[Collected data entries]

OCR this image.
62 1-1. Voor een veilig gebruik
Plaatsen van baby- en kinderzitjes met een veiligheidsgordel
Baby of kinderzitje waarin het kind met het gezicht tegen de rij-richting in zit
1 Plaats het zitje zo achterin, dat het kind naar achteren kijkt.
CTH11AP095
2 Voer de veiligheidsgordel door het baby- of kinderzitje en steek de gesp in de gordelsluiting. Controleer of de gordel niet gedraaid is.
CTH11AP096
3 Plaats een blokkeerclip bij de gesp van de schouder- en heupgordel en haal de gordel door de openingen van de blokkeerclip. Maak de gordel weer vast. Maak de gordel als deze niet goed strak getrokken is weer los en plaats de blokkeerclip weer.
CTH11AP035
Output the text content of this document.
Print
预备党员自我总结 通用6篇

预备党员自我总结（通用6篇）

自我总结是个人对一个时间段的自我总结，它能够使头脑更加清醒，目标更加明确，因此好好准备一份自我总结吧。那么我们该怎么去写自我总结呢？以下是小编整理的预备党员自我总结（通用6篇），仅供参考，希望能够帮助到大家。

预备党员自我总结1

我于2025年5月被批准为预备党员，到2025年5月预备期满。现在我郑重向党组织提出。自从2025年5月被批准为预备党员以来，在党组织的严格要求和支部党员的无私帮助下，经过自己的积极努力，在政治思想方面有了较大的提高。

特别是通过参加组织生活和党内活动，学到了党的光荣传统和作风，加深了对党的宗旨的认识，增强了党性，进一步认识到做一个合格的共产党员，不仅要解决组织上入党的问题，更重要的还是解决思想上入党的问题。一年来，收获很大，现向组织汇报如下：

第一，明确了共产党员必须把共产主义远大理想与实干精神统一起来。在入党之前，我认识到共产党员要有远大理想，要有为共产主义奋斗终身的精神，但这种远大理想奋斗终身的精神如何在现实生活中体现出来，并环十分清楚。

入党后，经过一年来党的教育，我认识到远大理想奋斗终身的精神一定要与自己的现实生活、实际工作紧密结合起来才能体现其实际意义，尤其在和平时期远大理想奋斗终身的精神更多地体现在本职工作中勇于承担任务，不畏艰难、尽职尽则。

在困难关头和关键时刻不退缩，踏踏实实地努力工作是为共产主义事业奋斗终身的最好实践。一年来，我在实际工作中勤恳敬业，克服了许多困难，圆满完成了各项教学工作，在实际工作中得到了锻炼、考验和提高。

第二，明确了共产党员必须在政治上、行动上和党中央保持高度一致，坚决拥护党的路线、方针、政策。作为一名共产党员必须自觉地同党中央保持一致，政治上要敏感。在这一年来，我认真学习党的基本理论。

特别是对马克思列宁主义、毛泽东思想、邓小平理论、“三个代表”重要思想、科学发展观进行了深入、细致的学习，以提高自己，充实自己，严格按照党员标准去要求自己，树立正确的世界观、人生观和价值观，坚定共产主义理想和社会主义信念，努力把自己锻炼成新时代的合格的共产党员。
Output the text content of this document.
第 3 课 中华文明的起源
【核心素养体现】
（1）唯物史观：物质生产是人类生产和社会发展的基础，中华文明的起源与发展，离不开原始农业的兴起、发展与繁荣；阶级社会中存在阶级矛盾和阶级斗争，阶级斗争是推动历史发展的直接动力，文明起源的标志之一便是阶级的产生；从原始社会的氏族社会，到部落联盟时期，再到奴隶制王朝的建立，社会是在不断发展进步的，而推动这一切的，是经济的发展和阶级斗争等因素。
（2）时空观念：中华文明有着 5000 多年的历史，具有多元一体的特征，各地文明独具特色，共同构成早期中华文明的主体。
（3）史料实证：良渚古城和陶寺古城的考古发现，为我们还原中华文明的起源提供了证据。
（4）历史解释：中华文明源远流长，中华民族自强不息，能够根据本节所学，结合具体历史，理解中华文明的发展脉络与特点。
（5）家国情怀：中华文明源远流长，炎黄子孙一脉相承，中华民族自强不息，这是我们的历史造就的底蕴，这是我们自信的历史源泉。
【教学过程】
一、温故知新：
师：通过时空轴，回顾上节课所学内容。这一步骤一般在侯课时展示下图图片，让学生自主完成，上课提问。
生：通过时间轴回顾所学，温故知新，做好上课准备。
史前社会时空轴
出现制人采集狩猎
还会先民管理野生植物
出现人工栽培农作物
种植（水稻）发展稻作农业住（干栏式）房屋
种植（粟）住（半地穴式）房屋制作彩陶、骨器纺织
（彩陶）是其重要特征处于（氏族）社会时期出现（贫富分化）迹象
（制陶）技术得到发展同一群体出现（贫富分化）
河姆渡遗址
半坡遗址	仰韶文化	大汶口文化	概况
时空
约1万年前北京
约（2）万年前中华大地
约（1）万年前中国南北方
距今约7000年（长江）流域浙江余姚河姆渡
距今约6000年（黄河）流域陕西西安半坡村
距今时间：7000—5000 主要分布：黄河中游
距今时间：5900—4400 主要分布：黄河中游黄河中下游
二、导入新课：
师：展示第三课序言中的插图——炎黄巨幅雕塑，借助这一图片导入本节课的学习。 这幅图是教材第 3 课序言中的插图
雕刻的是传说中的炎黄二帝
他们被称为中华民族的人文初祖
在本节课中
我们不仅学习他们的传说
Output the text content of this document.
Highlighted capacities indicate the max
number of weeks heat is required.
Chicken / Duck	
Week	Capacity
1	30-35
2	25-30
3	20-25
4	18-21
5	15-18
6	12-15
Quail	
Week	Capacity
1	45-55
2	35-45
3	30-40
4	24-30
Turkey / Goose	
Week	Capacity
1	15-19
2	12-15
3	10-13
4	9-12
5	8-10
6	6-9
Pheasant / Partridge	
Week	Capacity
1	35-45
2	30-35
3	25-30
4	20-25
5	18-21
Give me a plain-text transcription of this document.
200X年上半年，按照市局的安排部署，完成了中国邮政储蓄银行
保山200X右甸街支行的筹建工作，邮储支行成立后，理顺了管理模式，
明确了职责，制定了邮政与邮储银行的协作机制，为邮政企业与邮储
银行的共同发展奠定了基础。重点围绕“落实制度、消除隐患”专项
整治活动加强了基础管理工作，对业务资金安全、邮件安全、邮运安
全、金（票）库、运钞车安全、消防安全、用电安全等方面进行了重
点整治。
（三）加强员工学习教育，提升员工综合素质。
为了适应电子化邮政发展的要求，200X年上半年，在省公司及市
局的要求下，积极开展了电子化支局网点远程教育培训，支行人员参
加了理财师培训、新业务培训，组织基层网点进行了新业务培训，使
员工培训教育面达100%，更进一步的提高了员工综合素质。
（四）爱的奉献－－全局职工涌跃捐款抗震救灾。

* _TASK DETAILS_
Reproduce the full listing above, character for character.

* _FINISHED EXERCISE_
OCR this image.
62 1-1. Voor een veilig gebruik
Plaatsen van baby- en kinderzitjes met een veiligheidsgordel
Baby of kinderzitje waarin het kind met het gezicht tegen de rij-richting in zit
1 Plaats het zitje zo achterin, dat het kind naar achteren kijkt.
CTH11AP095
2 Voer de veiligheidsgordel door het baby- of kinderzitje en steek de gesp in de gordelsluiting. Controleer of de gordel niet gedraaid is.
CTH11AP096
3 Plaats een blokkeerclip bij de gesp van de schouder- en heupgordel en haal de gordel door de openingen van de blokkeerclip. Maak de gordel weer vast. Maak de gordel als deze niet goed strak getrokken is weer los en plaats de blokkeerclip weer.
CTH11AP035
Output the text content of this document.
Print
预备党员自我总结 通用6篇

预备党员自我总结（通用6篇）

自我总结是个人对一个时间段的自我总结，它能够使头脑更加清醒，目标更加明确，因此好好准备一份自我总结吧。那么我们该怎么去写自我总结呢？以下是小编整理的预备党员自我总结（通用6篇），仅供参考，希望能够帮助到大家。

预备党员自我总结1

我于2025年5月被批准为预备党员，到2025年5月预备期满。现在我郑重向党组织提出。自从2025年5月被批准为预备党员以来，在党组织的严格要求和支部党员的无私帮助下，经过自己的积极努力，在政治思想方面有了较大的提高。

特别是通过参加组织生活和党内活动，学到了党的光荣传统和作风，加深了对党的宗旨的认识，增强了党性，进一步认识到做一个合格的共产党员，不仅要解决组织上入党的问题，更重要的还是解决思想上入党的问题。一年来，收获很大，现向组织汇报如下：

第一，明确了共产党员必须把共产主义远大理想与实干精神统一起来。在入党之前，我认识到共产党员要有远大理想，要有为共产主义奋斗终身的精神，但这种远大理想奋斗终身的精神如何在现实生活中体现出来，并环十分清楚。

入党后，经过一年来党的教育，我认识到远大理想奋斗终身的精神一定要与自己的现实生活、实际工作紧密结合起来才能体现其实际意义，尤其在和平时期远大理想奋斗终身的精神更多地体现在本职工作中勇于承担任务，不畏艰难、尽职尽则。

在困难关头和关键时刻不退缩，踏踏实实地努力工作是为共产主义事业奋斗终身的最好实践。一年来，我在实际工作中勤恳敬业，克服了许多困难，圆满完成了各项教学工作，在实际工作中得到了锻炼、考验和提高。

第二，明确了共产党员必须在政治上、行动上和党中央保持高度一致，坚决拥护党的路线、方针、政策。作为一名共产党员必须自觉地同党中央保持一致，政治上要敏感。在这一年来，我认真学习党的基本理论。

特别是对马克思列宁主义、毛泽东思想、邓小平理论、“三个代表”重要思想、科学发展观进行了深入、细致的学习，以提高自己，充实自己，严格按照党员标准去要求自己，树立正确的世界观、人生观和价值观，坚定共产主义理想和社会主义信念，努力把自己锻炼成新时代的合格的共产党员。
Output the text content of this document.
第 3 课 中华文明的起源
【核心素养体现】
（1）唯物史观：物质生产是人类生产和社会发展的基础，中华文明的起源与发展，离不开原始农业的兴起、发展与繁荣；阶级社会中存在阶级矛盾和阶级斗争，阶级斗争是推动历史发展的直接动力，文明起源的标志之一便是阶级的产生；从原始社会的氏族社会，到部落联盟时期，再到奴隶制王朝的建立，社会是在不断发展进步的，而推动这一切的，是经济的发展和阶级斗争等因素。
（2）时空观念：中华文明有着 5000 多年的历史，具有多元一体的特征，各地文明独具特色，共同构成早期中华文明的主体。
（3）史料实证：良渚古城和陶寺古城的考古发现，为我们还原中华文明的起源提供了证据。
（4）历史解释：中华文明源远流长，中华民族自强不息，能够根据本节所学，结合具体历史，理解中华文明的发展脉络与特点。
（5）家国情怀：中华文明源远流长，炎黄子孙一脉相承，中华民族自强不息，这是我们的历史造就的底蕴，这是我们自信的历史源泉。
【教学过程】
一、温故知新：
师：通过时空轴，回顾上节课所学内容。这一步骤一般在侯课时展示下图图片，让学生自主完成，上课提问。
生：通过时间轴回顾所学，温故知新，做好上课准备。
史前社会时空轴
出现制人采集狩猎
还会先民管理野生植物
出现人工栽培农作物
种植（水稻）发展稻作农业住（干栏式）房屋
种植（粟）住（半地穴式）房屋制作彩陶、骨器纺织
（彩陶）是其重要特征处于（氏族）社会时期出现（贫富分化）迹象
（制陶）技术得到发展同一群体出现（贫富分化）
河姆渡遗址
半坡遗址	仰韶文化	大汶口文化	概况
时空
约1万年前北京
约（2）万年前中华大地
约（1）万年前中国南北方
距今约7000年（长江）流域浙江余姚河姆渡
距今约6000年（黄河）流域陕西西安半坡村
距今时间：7000—5000 主要分布：黄河中游
距今时间：5900—4400 主要分布：黄河中游黄河中下游
二、导入新课：
师：展示第三课序言中的插图——炎黄巨幅雕塑，借助这一图片导入本节课的学习。 这幅图是教材第 3 课序言中的插图
雕刻的是传说中的炎黄二帝
他们被称为中华民族的人文初祖
在本节课中
我们不仅学习他们的传说
Output the text content of this document.
Highlighted capacities indicate the max
number of weeks heat is required.
Chicken / Duck	
Week	Capacity
1	30-35
2	25-30
3	20-25
4	18-21
5	15-18
6	12-15
Quail	
Week	Capacity
1	45-55
2	35-45
3	30-40
4	24-30
Turkey / Goose	
Week	Capacity
1	15-19
2	12-15
3	10-13
4	9-12
5	8-10
6	6-9
Pheasant / Partridge	
Week	Capacity
1	35-45
2	30-35
3	25-30
4	20-25
5	18-21
Give me a plain-text transcription of this document.
200X年上半年，按照市局的安排部署，完成了中国邮政储蓄银行
保山200X右甸街支行的筹建工作，邮储支行成立后，理顺了管理模式，
明确了职责，制定了邮政与邮储银行的协作机制，为邮政企业与邮储
银行的共同发展奠定了基础。重点围绕“落实制度、消除隐患”专项
整治活动加强了基础管理工作，对业务资金安全、邮件安全、邮运安
全、金（票）库、运钞车安全、消防安全、用电安全等方面进行了重
点整治。
（三）加强员工学习教育，提升员工综合素质。
为了适应电子化邮政发展的要求，200X年上半年，在省公司及市
局的要求下，积极开展了电子化支局网点远程教育培训，支行人员参
加了理财师培训、新业务培训，组织基层网点进行了新业务培训，使
员工培训教育面达100%，更进一步的提高了员工综合素质。
（四）爱的奉献－－全局职工涌跃捐款抗震救灾。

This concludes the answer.